### [Dataset excerpt]
• • • • • • •
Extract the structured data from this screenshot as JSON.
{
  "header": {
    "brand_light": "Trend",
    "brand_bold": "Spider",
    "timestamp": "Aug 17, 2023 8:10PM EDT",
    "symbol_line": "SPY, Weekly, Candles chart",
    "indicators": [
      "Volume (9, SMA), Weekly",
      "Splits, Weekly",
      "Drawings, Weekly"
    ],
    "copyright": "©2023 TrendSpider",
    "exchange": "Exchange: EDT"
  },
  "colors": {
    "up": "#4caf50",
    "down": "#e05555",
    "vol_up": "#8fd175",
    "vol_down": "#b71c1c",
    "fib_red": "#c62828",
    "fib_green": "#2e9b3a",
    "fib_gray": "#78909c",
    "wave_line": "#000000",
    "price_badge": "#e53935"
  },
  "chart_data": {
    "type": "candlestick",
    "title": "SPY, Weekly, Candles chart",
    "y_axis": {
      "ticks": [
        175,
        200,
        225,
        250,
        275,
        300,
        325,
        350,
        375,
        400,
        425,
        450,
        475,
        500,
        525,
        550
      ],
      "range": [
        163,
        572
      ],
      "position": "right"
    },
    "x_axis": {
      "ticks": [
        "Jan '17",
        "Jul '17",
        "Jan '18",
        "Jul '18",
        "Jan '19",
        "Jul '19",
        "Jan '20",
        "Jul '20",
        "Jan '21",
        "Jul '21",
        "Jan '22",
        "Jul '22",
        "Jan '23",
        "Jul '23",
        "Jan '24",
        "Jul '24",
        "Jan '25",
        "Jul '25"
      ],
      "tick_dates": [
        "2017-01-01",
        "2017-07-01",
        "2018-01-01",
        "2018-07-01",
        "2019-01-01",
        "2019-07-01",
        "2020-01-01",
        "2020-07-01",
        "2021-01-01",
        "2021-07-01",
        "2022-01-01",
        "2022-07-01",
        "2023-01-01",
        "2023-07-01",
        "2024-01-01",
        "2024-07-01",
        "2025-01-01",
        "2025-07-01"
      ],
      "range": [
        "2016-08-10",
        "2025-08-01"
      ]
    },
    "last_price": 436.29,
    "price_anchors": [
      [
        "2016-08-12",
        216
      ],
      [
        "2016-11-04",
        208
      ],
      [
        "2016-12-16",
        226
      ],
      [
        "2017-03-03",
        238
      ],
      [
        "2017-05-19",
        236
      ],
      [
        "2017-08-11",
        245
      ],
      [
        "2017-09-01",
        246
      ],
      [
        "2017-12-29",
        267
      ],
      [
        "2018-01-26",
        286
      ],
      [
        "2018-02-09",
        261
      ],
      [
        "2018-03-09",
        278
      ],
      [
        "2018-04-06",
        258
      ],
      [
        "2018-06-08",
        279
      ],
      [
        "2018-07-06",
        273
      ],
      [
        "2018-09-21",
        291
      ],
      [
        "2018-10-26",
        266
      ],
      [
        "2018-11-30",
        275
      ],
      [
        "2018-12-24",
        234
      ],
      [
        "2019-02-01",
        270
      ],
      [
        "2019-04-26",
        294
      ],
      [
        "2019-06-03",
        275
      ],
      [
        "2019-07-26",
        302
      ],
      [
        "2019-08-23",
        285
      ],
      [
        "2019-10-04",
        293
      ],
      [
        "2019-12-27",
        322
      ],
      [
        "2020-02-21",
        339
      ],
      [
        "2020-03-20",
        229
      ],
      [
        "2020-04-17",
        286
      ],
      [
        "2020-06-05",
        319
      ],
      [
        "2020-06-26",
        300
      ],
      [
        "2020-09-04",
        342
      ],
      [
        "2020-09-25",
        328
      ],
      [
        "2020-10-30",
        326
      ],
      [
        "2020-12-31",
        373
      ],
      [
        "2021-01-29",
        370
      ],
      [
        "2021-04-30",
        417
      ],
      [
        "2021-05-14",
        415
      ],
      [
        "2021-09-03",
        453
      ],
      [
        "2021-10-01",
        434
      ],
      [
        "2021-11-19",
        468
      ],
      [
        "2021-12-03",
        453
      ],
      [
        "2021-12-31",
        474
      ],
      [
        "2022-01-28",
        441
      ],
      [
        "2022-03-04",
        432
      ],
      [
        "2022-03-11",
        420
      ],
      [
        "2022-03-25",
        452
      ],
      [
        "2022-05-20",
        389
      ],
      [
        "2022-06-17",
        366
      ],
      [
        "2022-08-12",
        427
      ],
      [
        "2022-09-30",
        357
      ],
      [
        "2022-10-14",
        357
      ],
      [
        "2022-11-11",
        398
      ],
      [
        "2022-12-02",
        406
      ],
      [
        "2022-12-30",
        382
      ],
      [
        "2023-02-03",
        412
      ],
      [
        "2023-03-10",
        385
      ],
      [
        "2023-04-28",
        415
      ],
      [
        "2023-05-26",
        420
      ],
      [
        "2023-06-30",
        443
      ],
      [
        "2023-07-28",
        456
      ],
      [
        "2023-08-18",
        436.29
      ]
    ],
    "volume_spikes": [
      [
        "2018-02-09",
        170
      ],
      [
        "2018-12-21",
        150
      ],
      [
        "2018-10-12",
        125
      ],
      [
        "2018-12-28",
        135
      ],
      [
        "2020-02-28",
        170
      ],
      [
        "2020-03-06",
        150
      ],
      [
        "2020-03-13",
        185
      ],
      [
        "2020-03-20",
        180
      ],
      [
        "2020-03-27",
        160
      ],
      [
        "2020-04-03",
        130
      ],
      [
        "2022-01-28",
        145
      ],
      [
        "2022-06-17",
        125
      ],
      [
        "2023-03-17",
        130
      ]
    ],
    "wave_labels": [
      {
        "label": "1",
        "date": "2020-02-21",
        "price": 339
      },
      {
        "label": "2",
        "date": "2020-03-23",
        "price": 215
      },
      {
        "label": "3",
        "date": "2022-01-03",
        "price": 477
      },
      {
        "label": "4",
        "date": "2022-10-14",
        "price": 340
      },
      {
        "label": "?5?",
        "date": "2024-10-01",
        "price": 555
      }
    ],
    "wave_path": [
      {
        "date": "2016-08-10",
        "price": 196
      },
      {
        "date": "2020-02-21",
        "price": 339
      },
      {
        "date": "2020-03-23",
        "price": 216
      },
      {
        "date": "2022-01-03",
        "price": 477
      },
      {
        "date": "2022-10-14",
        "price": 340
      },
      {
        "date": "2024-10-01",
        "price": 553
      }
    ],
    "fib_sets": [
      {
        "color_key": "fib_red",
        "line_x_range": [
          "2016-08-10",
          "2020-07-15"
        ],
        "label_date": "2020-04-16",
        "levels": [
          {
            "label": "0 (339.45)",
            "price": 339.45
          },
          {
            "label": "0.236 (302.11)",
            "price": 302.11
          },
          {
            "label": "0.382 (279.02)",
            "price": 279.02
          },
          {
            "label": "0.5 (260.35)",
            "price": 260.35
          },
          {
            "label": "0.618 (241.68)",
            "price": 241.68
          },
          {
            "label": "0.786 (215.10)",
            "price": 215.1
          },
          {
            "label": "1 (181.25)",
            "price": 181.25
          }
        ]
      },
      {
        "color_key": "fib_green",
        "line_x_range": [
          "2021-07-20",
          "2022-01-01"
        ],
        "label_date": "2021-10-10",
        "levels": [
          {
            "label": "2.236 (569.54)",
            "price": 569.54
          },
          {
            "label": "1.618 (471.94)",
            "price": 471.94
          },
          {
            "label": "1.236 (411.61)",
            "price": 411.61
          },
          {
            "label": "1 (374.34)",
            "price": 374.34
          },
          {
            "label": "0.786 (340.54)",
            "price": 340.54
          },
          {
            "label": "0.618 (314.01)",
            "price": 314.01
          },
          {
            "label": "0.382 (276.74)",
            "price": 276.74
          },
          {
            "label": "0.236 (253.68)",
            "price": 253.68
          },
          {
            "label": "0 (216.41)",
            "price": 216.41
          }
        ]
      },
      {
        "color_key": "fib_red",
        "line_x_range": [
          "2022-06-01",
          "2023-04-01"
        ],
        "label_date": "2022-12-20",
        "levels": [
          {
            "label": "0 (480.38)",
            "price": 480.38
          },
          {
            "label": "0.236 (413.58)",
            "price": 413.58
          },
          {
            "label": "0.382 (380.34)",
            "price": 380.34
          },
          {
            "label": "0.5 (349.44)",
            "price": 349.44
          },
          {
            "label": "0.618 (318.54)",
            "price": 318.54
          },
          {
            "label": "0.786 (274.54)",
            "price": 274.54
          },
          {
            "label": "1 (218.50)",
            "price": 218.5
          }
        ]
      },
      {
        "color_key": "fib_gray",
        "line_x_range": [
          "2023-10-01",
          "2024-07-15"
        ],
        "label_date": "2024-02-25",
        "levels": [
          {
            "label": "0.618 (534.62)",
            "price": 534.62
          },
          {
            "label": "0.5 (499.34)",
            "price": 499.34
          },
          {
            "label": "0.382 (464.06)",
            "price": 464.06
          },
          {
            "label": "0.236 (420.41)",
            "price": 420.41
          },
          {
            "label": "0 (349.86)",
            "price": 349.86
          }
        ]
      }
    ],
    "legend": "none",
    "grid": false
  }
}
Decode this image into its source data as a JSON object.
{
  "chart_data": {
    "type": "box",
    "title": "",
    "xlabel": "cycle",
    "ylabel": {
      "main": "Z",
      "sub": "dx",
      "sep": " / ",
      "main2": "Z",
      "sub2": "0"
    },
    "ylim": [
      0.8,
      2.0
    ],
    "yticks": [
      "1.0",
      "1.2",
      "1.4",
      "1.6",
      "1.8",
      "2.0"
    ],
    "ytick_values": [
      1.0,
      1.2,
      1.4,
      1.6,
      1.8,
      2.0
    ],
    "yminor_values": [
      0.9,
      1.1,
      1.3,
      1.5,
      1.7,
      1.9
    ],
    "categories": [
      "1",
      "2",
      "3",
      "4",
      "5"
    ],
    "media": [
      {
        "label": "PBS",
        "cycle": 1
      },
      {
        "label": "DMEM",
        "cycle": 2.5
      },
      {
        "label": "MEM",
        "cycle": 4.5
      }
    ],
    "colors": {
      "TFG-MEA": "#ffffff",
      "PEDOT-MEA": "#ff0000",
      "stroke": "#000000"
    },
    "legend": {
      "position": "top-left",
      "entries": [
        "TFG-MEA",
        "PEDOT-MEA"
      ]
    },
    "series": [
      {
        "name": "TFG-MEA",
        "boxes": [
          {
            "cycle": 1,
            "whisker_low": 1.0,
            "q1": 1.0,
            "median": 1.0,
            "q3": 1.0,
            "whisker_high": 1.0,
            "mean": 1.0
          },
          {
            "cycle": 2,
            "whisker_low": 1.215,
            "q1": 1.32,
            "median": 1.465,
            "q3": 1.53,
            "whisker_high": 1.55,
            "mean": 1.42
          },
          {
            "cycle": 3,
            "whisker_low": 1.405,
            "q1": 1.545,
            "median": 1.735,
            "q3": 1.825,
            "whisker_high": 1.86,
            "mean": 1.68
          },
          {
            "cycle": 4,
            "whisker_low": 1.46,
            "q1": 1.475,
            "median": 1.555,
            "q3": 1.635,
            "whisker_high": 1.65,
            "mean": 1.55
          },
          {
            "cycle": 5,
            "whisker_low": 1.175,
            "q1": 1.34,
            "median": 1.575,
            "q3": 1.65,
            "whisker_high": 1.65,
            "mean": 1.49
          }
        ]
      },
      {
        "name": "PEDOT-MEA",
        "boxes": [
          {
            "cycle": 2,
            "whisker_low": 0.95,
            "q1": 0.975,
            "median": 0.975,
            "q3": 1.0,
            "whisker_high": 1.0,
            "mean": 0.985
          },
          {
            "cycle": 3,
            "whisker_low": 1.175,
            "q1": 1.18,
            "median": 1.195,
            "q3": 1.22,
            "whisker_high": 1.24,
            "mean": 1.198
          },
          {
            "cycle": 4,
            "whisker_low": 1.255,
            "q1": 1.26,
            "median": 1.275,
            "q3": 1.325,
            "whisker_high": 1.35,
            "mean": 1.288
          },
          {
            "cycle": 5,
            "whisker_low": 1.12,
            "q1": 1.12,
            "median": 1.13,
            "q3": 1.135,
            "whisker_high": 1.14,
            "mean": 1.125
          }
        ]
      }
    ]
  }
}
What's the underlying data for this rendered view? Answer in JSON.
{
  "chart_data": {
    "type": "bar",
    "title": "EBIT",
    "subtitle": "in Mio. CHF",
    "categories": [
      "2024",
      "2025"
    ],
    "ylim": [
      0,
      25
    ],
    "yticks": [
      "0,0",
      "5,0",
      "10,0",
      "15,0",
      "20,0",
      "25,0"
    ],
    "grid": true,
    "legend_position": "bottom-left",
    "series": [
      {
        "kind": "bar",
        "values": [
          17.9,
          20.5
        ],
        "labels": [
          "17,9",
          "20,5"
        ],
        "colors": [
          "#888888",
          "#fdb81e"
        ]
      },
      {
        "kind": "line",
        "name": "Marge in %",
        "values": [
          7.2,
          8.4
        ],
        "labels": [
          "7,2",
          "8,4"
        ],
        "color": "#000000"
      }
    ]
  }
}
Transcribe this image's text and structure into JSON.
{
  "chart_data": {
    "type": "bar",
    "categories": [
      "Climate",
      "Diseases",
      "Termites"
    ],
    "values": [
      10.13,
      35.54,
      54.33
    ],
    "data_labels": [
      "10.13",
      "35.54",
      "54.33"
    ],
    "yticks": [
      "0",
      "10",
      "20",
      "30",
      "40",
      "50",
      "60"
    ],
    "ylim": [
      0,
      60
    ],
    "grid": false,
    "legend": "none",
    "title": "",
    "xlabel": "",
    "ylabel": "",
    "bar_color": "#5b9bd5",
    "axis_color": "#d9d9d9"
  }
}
• • • • • • •
### [SET TASK]
Return precisely the lines of the records, starting with the line that holds "Transcribe this image's" and ending with the last one.

### [FINAL RESULT]
Transcribe this image's text and structure into JSON.
{
  "chart_data": {
    "type": "bar",
    "categories": [
      "Climate",
      "Diseases",
      "Termites"
    ],
    "values": [
      10.13,
      35.54,
      54.33
    ],
    "data_labels": [
      "10.13",
      "35.54",
      "54.33"
    ],
    "yticks": [
      "0",
      "10",
      "20",
      "30",
      "40",
      "50",
      "60"
    ],
    "ylim": [
      0,
      60
    ],
    "grid": false,
    "legend": "none",
    "title": "",
    "xlabel": "",
    "ylabel": "",
    "bar_color": "#5b9bd5",
    "axis_color": "#d9d9d9"
  }
}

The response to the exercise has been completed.